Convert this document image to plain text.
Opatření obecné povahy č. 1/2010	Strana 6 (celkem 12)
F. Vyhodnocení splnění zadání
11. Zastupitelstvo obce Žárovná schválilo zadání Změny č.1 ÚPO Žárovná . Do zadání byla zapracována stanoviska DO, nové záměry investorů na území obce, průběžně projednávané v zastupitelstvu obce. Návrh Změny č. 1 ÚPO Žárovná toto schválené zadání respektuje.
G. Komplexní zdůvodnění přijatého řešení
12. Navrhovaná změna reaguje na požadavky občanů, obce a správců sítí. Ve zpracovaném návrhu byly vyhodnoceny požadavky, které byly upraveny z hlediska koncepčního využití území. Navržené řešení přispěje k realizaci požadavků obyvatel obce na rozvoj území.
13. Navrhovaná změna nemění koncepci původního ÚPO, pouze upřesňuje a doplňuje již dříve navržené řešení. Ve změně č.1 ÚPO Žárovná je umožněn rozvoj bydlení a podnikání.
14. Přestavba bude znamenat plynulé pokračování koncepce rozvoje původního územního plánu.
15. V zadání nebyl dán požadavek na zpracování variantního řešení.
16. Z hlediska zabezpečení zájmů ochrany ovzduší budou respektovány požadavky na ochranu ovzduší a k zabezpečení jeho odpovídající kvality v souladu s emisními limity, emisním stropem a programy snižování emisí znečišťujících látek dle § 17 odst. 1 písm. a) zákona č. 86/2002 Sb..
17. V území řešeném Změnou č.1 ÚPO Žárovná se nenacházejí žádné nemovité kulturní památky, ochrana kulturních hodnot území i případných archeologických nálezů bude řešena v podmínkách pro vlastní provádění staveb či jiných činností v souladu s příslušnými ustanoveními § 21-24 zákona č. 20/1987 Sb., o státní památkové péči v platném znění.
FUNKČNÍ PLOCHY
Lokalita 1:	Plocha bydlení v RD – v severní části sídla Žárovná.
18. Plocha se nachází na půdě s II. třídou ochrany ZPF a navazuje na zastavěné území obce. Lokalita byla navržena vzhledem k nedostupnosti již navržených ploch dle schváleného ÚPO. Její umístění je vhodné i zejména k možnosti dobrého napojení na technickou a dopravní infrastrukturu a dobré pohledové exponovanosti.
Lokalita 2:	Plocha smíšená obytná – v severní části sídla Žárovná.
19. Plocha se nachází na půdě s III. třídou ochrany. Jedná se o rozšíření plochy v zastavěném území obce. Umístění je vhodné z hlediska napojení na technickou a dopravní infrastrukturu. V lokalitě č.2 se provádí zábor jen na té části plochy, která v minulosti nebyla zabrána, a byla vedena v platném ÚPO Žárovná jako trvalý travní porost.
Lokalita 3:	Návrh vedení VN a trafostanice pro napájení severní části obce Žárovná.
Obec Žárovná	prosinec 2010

| Given task |
Check each line of the entries above for the word "Navrhovaná". List the ones that have it.

| Reply to the task |
12. Navrhovaná změna reaguje na požadavky občanů, obce a správců sítí. Ve zpracovaném návrhu byly vyhodnoceny požadavky, které byly upraveny z hlediska koncepčního využití území. Navržené řešení přispěje k realizaci požadavků obyvatel obce na rozvoj území.
13. Navrhovaná změna nemění koncepci původního ÚPO, pouze upřesňuje a doplňuje již dříve navržené řešení. Ve změně č.1 ÚPO Žárovná je umožněn rozvoj bydlení a podnikání.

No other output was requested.